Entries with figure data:
---*---
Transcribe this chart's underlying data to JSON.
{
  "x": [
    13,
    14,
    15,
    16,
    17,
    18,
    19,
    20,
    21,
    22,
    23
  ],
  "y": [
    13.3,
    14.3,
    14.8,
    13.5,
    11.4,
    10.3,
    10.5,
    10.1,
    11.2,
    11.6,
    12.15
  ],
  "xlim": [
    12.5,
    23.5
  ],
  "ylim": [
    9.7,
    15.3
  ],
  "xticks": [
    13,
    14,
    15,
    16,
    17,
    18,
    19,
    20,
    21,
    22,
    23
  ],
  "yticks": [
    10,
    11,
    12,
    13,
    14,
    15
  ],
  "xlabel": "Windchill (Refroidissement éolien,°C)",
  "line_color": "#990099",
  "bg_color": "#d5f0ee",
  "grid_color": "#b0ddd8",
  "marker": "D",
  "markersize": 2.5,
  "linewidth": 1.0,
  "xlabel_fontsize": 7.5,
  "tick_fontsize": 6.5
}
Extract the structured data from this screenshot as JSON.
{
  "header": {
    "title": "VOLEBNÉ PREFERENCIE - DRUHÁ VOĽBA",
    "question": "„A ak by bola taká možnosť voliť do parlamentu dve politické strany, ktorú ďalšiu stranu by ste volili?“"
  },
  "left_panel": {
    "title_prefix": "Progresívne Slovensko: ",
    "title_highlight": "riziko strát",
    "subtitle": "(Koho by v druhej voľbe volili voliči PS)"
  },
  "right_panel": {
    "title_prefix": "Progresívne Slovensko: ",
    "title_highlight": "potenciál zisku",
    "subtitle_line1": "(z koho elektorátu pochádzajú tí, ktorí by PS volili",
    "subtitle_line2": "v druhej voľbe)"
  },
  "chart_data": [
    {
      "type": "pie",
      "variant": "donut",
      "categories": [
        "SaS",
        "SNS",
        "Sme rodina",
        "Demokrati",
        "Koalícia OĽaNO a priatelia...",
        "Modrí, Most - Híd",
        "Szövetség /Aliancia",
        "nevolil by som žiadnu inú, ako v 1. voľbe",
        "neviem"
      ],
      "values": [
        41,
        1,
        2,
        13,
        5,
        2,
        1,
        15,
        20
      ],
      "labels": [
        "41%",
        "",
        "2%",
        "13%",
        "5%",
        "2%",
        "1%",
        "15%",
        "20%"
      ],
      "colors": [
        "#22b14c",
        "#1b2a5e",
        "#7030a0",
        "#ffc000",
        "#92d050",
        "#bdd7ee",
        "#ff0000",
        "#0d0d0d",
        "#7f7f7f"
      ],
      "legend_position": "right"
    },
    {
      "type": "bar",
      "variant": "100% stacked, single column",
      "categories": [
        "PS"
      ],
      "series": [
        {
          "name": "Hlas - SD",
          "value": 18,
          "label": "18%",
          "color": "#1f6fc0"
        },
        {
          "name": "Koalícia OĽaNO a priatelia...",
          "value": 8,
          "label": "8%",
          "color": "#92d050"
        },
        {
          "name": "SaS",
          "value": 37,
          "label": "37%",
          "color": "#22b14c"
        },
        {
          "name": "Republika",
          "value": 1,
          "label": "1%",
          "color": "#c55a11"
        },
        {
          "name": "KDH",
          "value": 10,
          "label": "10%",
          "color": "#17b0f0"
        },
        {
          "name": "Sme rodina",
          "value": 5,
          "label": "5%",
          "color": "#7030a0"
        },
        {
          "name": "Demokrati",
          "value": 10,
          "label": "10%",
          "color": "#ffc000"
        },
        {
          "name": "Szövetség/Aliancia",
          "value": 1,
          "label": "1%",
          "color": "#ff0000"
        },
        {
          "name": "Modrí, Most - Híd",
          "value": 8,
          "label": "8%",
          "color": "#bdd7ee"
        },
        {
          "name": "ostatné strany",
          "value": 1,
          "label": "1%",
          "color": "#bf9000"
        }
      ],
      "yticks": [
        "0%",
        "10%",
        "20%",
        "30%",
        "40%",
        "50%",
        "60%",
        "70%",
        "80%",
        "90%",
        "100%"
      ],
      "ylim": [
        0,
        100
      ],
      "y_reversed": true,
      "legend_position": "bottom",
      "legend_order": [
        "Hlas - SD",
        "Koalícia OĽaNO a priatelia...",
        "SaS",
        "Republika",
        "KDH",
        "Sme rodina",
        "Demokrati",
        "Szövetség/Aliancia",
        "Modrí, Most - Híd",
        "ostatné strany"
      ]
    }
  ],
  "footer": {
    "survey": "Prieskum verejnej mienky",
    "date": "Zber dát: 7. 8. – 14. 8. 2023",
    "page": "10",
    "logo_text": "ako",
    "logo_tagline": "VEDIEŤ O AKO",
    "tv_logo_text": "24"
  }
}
---*---
_Stated task:_ Print the records above exactly as they appear.

_Answer to the task:_
Transcribe this chart's underlying data to JSON.
{
  "x": [
    13,
    14,
    15,
    16,
    17,
    18,
    19,
    20,
    21,
    22,
    23
  ],
  "y": [
    13.3,
    14.3,
    14.8,
    13.5,
    11.4,
    10.3,
    10.5,
    10.1,
    11.2,
    11.6,
    12.15
  ],
  "xlim": [
    12.5,
    23.5
  ],
  "ylim": [
    9.7,
    15.3
  ],
  "xticks": [
    13,
    14,
    15,
    16,
    17,
    18,
    19,
    20,
    21,
    22,
    23
  ],
  "yticks": [
    10,
    11,
    12,
    13,
    14,
    15
  ],
  "xlabel": "Windchill (Refroidissement éolien,°C)",
  "line_color": "#990099",
  "bg_color": "#d5f0ee",
  "grid_color": "#b0ddd8",
  "marker": "D",
  "markersize": 2.5,
  "linewidth": 1.0,
  "xlabel_fontsize": 7.5,
  "tick_fontsize": 6.5
}
Extract the structured data from this screenshot as JSON.
{
  "header": {
    "title": "VOLEBNÉ PREFERENCIE - DRUHÁ VOĽBA",
    "question": "„A ak by bola taká možnosť voliť do parlamentu dve politické strany, ktorú ďalšiu stranu by ste volili?“"
  },
  "left_panel": {
    "title_prefix": "Progresívne Slovensko: ",
    "title_highlight": "riziko strát",
    "subtitle": "(Koho by v druhej voľbe volili voliči PS)"
  },
  "right_panel": {
    "title_prefix": "Progresívne Slovensko: ",
    "title_highlight": "potenciál zisku",
    "subtitle_line1": "(z koho elektorátu pochádzajú tí, ktorí by PS volili",
    "subtitle_line2": "v druhej voľbe)"
  },
  "chart_data": [
    {
      "type": "pie",
      "variant": "donut",
      "categories": [
        "SaS",
        "SNS",
        "Sme rodina",
        "Demokrati",
        "Koalícia OĽaNO a priatelia...",
        "Modrí, Most - Híd",
        "Szövetség /Aliancia",
        "nevolil by som žiadnu inú, ako v 1. voľbe",
        "neviem"
      ],
      "values": [
        41,
        1,
        2,
        13,
        5,
        2,
        1,
        15,
        20
      ],
      "labels": [
        "41%",
        "",
        "2%",
        "13%",
        "5%",
        "2%",
        "1%",
        "15%",
        "20%"
      ],
      "colors": [
        "#22b14c",
        "#1b2a5e",
        "#7030a0",
        "#ffc000",
        "#92d050",
        "#bdd7ee",
        "#ff0000",
        "#0d0d0d",
        "#7f7f7f"
      ],
      "legend_position": "right"
    },
    {
      "type": "bar",
      "variant": "100% stacked, single column",
      "categories": [
        "PS"
      ],
      "series": [
        {
          "name": "Hlas - SD",
          "value": 18,
          "label": "18%",
          "color": "#1f6fc0"
        },
        {
          "name": "Koalícia OĽaNO a priatelia...",
          "value": 8,
          "label": "8%",
          "color": "#92d050"
        },
        {
          "name": "SaS",
          "value": 37,
          "label": "37%",
          "color": "#22b14c"
        },
        {
          "name": "Republika",
          "value": 1,
          "label": "1%",
          "color": "#c55a11"
        },
        {
          "name": "KDH",
          "value": 10,
          "label": "10%",
          "color": "#17b0f0"
        },
        {
          "name": "Sme rodina",
          "value": 5,
          "label": "5%",
          "color": "#7030a0"
        },
        {
          "name": "Demokrati",
          "value": 10,
          "label": "10%",
          "color": "#ffc000"
        },
        {
          "name": "Szövetség/Aliancia",
          "value": 1,
          "label": "1%",
          "color": "#ff0000"
        },
        {
          "name": "Modrí, Most - Híd",
          "value": 8,
          "label": "8%",
          "color": "#bdd7ee"
        },
        {
          "name": "ostatné strany",
          "value": 1,
          "label": "1%",
          "color": "#bf9000"
        }
      ],
      "yticks": [
        "0%",
        "10%",
        "20%",
        "30%",
        "40%",
        "50%",
        "60%",
        "70%",
        "80%",
        "90%",
        "100%"
      ],
      "ylim": [
        0,
        100
      ],
      "y_reversed": true,
      "legend_position": "bottom",
      "legend_order": [
        "Hlas - SD",
        "Koalícia OĽaNO a priatelia...",
        "SaS",
        "Republika",
        "KDH",
        "Sme rodina",
        "Demokrati",
        "Szövetség/Aliancia",
        "Modrí, Most - Híd",
        "ostatné strany"
      ]
    }
  ],
  "footer": {
    "survey": "Prieskum verejnej mienky",
    "date": "Zber dát: 7. 8. – 14. 8. 2023",
    "page": "10",
    "logo_text": "ako",
    "logo_tagline": "VEDIEŤ O AKO",
    "tv_logo_text": "24"
  }
}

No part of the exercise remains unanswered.